## INSTRUCCIÓN
Edita el pasaje de la columna sobre la quiebra del PRI que va desde "Se dirá que" hasta "en el local.", ambos inclusive, y escríbelo completo cambiando "minucias" por "menudencias".

## TEXTO DE LA PÁGINA
DOMINGO 30 DE JULIO DE 2000
* Javier Wimer *
La derrota y la quiebra
En las elecciones de julio el PRI fue derrotado políticamente y entró en una fase de virtual quiebra financiera. La pérdida de la Presidencia de la República significa que dejará de ser un partido de Estado y que dejará de percibir los ingresos diversos que dicha condición le ha procurado.
De hecho, su penuria económica viene de lejos. De los días en que los subsidios comenzaron a mermar debido a la adoptación de una política de media distancia entre el gobierno y su partido, a la aplicación de normas más definidas en materia de financiamiento para los partidos y, sobre todo, a la baja de las certidumbres en el triunfo de los candidatos oficiales.
Los patrocinadores y los clientes, los proveedores y los empleados comenzaron a abandonar el viejo barco. Se desplomó la arboladura ideológica, accidente poco grave si se considera que hay muchos especialistas en su reparación, y también se desplomó la arboladura financiera. Esa que ampara los grandes planes y proyectos, esa que garantiza el funcionamiento cotidiano de la maquinaria, esa que hace posible el pago de las rentas, de los servicios esenciales y de los salarios de los trabajadores
Por tal motivo, resulta extraño que haya tan pocas referencias a un asunto que es clave, en el corto plazo, para evitar el deterioro del patrimonio físico y de la organización del PRI y, en el mediano plazo, para definir su proyecto de reconstrucción. No es asunto menor saber de qué y de quiénes se tendrá que vivir.
Se dirá que es más noble y trascendente hablar de la función del partido, de los grandes proyectos ideológicos y estratégicos que proponen sus dirigentes, que referirse a esas minucias de cocina y bodega. Pero no es posible imaginar la naturaleza y rumbo de una organización política sin conocer cuáles son sus fuentes de ingreso.
Los recursos del PRI procedían mayoritariamente del gobierno y de organismos sociales y privados aunque, en rigor, las aportaciones de estos últimos también tenían un origen gubernamental en la medida que formaban parte de un mecanismo de poder y de complicidades que, por antiguas, tienen un carácter casi institucional.
Ahora estos subsidios son especies en vías de extinción en el ámbito federal aunque siguen existiendo en el local.
Para su operación actual, el PRI cuenta con un buen subsidio legal y con un nutrido contingente de partidarios que ocupan posiciones de poder y que podrían contribuir a su sostenimiento. Pero es poco lo que se puede conseguir por vía de las aportaciones voluntarias. Resulta difícil imaginar que dirigentes y funcionarios paguen por hacer un trabajo por el que antes cobraban.
La excepción son los gobernadores y algunos presidentes municipales, cuyos presupuestos admiten discretos desvíos y cuya red de relaciones permite canalizar recursos de empresarios asociados a su gobierno. Por eso serán ellos quienes decidirán, en última instancia, el destino del PRI.

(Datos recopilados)
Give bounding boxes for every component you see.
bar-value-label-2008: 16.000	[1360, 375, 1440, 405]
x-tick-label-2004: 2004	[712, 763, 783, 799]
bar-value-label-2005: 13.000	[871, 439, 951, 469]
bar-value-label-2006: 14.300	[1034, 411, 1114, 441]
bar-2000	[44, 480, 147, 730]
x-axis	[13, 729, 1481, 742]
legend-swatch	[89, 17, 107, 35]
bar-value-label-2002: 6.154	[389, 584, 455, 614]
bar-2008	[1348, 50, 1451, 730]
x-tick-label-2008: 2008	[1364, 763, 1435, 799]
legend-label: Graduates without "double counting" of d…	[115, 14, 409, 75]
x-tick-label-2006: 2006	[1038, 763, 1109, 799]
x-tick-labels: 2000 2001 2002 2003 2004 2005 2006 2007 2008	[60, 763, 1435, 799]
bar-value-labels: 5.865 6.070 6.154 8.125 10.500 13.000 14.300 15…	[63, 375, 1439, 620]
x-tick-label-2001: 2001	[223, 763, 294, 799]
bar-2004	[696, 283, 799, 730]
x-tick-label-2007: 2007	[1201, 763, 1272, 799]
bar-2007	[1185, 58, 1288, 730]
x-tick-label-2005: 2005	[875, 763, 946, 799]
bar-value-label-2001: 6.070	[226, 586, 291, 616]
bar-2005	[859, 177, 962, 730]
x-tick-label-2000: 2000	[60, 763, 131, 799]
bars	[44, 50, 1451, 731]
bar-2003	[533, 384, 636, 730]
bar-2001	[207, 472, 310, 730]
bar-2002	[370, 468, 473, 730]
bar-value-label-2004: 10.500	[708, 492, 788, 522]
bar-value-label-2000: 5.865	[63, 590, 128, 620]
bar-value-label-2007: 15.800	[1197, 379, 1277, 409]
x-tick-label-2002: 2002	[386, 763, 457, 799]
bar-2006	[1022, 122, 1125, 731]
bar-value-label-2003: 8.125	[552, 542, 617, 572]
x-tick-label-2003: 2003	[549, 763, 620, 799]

--

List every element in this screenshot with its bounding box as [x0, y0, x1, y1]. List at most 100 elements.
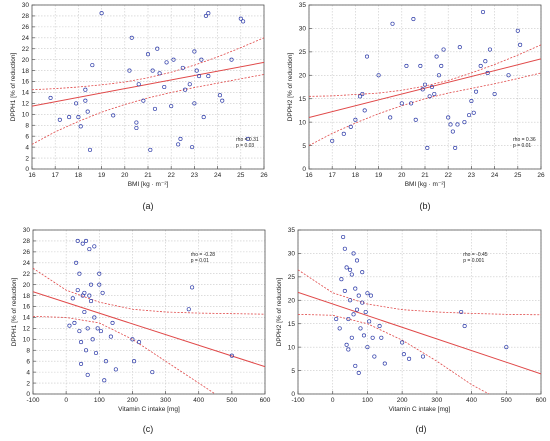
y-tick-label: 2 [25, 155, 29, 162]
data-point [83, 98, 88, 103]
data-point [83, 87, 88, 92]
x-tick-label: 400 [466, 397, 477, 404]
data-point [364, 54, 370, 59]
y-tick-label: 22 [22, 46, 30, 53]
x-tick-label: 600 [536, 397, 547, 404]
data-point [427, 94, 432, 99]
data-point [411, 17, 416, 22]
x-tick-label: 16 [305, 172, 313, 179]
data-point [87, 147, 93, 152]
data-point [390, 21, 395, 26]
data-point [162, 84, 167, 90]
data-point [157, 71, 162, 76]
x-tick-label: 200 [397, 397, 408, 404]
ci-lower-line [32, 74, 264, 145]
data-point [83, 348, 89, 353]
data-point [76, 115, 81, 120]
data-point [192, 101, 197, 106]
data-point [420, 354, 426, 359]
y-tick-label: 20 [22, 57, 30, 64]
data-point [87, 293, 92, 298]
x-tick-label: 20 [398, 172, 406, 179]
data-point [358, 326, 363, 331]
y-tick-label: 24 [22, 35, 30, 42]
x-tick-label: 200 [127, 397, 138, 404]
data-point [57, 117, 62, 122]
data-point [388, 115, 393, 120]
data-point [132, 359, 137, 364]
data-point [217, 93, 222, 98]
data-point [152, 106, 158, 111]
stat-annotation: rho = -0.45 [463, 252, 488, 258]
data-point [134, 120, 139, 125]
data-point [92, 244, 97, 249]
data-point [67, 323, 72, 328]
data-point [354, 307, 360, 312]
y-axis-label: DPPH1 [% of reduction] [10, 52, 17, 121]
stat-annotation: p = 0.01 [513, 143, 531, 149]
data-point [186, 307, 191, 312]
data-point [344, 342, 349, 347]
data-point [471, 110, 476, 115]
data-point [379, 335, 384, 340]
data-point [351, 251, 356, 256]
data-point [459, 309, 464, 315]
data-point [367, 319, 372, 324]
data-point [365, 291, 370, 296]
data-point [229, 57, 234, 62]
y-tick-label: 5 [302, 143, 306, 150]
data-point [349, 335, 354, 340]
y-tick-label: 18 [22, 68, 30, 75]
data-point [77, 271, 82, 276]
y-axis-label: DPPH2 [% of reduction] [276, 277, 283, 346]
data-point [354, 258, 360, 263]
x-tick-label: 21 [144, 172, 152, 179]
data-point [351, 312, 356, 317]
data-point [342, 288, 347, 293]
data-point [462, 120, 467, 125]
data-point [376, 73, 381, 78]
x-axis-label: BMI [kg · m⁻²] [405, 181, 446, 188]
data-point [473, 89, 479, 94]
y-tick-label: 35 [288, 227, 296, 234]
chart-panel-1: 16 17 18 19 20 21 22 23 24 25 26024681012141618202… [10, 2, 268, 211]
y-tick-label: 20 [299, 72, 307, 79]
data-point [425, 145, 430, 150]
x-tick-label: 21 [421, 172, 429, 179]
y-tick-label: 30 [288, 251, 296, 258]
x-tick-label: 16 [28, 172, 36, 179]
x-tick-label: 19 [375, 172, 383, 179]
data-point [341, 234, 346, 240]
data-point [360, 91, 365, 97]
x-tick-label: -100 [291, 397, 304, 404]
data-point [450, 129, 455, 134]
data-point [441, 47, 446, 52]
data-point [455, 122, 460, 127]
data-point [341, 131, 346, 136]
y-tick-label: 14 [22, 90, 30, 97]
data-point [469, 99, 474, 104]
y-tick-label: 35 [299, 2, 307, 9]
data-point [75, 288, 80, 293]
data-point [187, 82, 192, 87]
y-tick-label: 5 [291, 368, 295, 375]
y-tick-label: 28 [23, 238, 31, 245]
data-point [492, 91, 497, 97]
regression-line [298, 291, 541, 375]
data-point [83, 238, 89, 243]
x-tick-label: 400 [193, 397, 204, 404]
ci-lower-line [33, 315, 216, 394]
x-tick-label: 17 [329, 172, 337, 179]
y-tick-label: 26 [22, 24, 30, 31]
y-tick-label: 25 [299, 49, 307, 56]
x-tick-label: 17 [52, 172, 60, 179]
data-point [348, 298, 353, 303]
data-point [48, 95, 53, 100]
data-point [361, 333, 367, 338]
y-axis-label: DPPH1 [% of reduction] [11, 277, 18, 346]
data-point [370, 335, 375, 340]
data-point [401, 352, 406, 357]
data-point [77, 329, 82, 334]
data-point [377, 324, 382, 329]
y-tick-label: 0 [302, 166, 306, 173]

## SOLUCIÓN
Se dirá que es más noble y trascendente hablar de la función del partido, de los grandes proyectos ideológicos y estratégicos que proponen sus dirigentes, que referirse a esas menudencias de cocina y bodega. Pero no es posible imaginar la naturaleza y rumbo de una organización política sin conocer cuáles son sus fuentes de ingreso.
Los recursos del PRI procedían mayoritariamente del gobierno y de organismos sociales y privados aunque, en rigor, las aportaciones de estos últimos también tenían un origen gubernamental en la medida que formaban parte de un mecanismo de poder y de complicidades que, por antiguas, tienen un carácter casi institucional.
Ahora estos subsidios son especies en vías de extinción en el ámbito federal aunque siguen existiendo en el local.